[Stored items from a collection]
## start

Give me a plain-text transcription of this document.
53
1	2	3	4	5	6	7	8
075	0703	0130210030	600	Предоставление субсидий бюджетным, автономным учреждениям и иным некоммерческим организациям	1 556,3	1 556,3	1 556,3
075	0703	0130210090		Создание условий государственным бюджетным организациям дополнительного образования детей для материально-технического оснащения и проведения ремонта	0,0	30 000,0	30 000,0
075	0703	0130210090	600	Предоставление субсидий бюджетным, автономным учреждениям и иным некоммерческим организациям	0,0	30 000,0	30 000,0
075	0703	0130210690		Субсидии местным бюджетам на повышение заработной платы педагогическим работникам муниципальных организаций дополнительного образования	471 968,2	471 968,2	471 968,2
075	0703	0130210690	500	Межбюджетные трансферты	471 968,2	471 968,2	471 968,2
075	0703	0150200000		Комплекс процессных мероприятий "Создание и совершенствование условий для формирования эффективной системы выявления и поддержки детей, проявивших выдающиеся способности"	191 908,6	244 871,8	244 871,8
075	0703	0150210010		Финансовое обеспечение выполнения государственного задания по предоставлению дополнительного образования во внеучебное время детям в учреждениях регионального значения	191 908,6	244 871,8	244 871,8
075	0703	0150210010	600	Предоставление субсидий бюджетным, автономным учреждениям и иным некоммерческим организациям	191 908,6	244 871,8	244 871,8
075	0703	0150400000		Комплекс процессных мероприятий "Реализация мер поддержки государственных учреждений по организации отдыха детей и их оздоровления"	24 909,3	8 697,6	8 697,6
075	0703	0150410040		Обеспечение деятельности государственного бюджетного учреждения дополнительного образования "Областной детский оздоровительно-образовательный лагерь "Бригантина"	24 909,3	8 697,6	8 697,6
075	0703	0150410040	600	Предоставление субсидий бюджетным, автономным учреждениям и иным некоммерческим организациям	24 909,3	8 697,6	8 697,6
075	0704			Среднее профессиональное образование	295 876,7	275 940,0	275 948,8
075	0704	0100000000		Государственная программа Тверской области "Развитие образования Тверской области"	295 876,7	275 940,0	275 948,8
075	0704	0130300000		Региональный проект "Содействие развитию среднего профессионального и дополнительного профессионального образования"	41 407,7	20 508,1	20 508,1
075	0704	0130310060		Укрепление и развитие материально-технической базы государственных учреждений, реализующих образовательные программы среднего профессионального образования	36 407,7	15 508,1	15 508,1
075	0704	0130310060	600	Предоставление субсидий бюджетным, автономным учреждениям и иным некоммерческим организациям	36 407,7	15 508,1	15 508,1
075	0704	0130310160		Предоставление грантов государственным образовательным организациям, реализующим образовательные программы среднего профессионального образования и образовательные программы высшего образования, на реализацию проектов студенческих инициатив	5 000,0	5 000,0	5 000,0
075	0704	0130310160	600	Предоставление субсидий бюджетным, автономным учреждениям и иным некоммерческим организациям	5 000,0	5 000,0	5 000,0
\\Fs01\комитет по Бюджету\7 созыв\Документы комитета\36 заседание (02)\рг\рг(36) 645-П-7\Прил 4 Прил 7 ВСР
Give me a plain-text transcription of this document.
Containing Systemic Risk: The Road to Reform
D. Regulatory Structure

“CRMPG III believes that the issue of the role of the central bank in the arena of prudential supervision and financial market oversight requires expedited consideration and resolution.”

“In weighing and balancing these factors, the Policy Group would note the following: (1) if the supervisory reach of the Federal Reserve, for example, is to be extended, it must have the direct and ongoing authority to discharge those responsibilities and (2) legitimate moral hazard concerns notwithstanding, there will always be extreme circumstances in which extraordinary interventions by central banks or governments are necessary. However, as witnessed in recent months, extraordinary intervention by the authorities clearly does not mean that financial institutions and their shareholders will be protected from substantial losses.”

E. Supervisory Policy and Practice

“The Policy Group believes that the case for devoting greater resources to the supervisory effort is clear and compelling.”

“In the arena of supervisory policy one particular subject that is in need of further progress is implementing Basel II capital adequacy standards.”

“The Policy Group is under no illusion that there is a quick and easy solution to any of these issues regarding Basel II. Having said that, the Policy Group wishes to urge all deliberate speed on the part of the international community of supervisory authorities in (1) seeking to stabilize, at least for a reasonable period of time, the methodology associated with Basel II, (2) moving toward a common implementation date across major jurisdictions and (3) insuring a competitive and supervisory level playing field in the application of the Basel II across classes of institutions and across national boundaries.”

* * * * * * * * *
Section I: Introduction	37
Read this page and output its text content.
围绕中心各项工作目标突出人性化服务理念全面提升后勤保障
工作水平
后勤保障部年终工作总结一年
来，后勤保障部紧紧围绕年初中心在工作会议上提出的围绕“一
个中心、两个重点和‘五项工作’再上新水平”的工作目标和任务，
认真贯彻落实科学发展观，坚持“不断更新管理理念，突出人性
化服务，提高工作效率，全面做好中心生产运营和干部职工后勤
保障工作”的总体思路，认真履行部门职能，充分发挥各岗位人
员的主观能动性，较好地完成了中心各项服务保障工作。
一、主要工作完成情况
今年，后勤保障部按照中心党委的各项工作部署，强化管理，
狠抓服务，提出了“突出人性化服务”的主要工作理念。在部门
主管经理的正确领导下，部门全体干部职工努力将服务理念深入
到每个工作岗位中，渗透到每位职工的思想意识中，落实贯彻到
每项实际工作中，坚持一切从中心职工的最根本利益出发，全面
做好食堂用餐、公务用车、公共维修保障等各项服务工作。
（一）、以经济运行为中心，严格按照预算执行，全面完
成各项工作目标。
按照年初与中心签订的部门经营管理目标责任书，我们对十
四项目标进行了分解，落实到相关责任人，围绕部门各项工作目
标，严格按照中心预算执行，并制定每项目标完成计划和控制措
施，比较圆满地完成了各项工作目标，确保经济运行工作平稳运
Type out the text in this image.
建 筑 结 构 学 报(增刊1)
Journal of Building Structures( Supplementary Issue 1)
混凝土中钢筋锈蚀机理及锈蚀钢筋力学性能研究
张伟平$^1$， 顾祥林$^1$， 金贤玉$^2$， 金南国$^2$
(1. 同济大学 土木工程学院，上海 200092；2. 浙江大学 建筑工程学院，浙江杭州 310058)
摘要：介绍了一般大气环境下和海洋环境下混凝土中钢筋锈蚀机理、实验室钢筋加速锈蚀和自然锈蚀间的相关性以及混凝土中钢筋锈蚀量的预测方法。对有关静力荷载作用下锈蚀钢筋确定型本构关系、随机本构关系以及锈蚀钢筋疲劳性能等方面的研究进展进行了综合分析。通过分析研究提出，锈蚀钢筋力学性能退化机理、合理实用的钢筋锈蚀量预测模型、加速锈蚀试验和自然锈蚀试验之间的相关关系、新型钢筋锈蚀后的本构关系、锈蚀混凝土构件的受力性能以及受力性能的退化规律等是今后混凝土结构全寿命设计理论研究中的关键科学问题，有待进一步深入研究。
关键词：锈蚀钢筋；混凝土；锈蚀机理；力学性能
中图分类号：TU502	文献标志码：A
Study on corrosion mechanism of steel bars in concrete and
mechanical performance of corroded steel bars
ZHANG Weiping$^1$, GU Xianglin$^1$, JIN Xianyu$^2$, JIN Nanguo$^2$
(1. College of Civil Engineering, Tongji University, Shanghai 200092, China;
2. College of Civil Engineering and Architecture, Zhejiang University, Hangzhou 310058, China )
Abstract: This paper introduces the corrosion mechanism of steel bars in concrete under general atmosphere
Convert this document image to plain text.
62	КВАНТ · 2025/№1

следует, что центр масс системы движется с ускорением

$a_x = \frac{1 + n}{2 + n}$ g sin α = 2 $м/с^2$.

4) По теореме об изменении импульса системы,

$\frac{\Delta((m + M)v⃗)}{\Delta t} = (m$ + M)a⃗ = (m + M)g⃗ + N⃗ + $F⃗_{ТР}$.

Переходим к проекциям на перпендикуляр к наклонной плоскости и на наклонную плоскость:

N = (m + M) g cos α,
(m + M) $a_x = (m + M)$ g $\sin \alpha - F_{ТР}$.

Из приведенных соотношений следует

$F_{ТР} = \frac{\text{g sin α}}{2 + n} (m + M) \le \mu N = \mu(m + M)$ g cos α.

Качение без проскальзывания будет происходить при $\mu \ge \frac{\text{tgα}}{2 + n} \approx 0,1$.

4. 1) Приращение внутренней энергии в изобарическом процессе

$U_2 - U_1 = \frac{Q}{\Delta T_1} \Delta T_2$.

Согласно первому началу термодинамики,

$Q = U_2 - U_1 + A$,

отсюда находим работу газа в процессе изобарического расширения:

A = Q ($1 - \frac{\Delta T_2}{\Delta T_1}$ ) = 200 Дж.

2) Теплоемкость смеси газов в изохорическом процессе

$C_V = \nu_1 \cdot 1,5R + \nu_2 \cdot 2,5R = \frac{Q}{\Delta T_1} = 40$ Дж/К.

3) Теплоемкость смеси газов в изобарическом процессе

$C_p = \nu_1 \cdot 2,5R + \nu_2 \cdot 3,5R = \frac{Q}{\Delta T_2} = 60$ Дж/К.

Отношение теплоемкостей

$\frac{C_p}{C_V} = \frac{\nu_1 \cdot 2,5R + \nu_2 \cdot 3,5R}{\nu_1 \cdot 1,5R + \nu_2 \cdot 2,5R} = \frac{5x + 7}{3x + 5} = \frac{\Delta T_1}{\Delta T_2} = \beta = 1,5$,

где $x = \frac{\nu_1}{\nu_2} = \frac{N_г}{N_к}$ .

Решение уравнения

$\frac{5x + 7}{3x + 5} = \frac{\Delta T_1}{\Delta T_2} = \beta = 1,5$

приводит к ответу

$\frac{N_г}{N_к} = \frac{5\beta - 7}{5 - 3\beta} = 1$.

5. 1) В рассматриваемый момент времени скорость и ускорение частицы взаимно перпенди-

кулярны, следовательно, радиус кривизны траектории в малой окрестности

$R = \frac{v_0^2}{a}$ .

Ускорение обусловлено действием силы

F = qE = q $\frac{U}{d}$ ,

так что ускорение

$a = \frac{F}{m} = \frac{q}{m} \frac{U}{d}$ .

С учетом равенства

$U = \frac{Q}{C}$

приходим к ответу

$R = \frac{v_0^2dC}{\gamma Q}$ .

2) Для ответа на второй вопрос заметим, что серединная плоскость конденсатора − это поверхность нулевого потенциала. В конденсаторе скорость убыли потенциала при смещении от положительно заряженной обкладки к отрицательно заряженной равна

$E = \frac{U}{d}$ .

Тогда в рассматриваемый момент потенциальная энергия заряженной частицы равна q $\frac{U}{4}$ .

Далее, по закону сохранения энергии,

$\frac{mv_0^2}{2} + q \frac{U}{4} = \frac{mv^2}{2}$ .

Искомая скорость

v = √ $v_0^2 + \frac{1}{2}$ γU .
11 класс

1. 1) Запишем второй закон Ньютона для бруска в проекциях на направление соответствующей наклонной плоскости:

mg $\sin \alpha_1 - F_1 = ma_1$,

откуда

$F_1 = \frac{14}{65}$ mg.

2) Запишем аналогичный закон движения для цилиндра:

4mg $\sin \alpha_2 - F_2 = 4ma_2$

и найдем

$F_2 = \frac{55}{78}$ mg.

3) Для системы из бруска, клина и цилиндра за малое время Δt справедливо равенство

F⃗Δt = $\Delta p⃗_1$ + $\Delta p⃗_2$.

## end

### REQUEST
Read through the entries and copy each line in which "Civil" appears.

### OUTPUT BELOW
(1. College of Civil Engineering, Tongji University, Shanghai 200092, China;
2. College of Civil Engineering and Architecture, Zhejiang University, Hangzhou 310058, China )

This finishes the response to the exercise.